### DIRECTIONS
From the listing below, pull out all lines with "mile" in them.

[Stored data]
────────────────────────────────────────

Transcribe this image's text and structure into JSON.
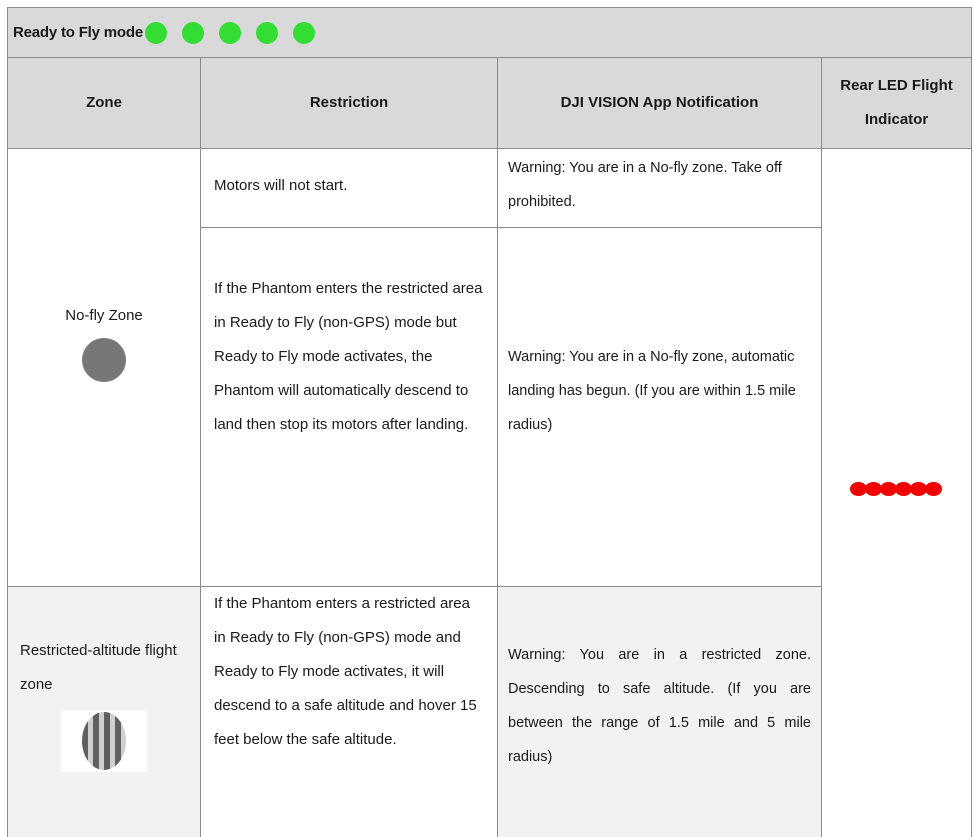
{
  "banner": {
    "title": "Ready to Fly mode",
    "dot_count": 5,
    "dot_color": "#33dd33"
  },
  "headers": {
    "zone": "Zone",
    "restriction": "Restriction",
    "notification": "DJI VISION App Notification",
    "led": "Rear LED Flight Indicator"
  },
  "rows": {
    "no_fly": {
      "zone_label": "No-fly Zone",
      "zone_icon": "gray-circle-icon",
      "restriction_1": "Motors will not start.",
      "notification_1": "Warning: You are in a No-fly zone. Take off prohibited.",
      "restriction_2": "If the Phantom enters the restricted area in Ready to Fly (non-GPS) mode but Ready to Fly mode activates, the Phantom will automatically descend to land then stop its motors after landing.",
      "notification_2": "Warning: You are in a No-fly zone, automatic landing has begun. (If you are within 1.5 mile radius)"
    },
    "restricted_altitude": {
      "zone_label": "Restricted-altitude flight zone",
      "zone_icon": "striped-circle-icon",
      "restriction": "If the Phantom enters a restricted area in Ready to Fly (non-GPS) mode and Ready to Fly mode activates, it will descend to a safe altitude and hover 15 feet below the safe altitude.",
      "notification": "Warning: You are in a restricted zone. Descending to safe altitude. (If you are between the range of 1.5 mile and 5 mile radius)"
    }
  },
  "led_indicator": {
    "icon": "red-led-dots-icon",
    "dot_count": 6,
    "color": "#f20000"
  }
}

────────────────────────────────────────

### REPLY TO THE EXERCISE
      "notification_2": "Warning: You are in a No-fly zone, automatic landing has begun. (If you are within 1.5 mile radius)"
      "notification": "Warning: You are in a restricted zone. Descending to safe altitude. (If you are between the range of 1.5 mile and 5 mile radius)"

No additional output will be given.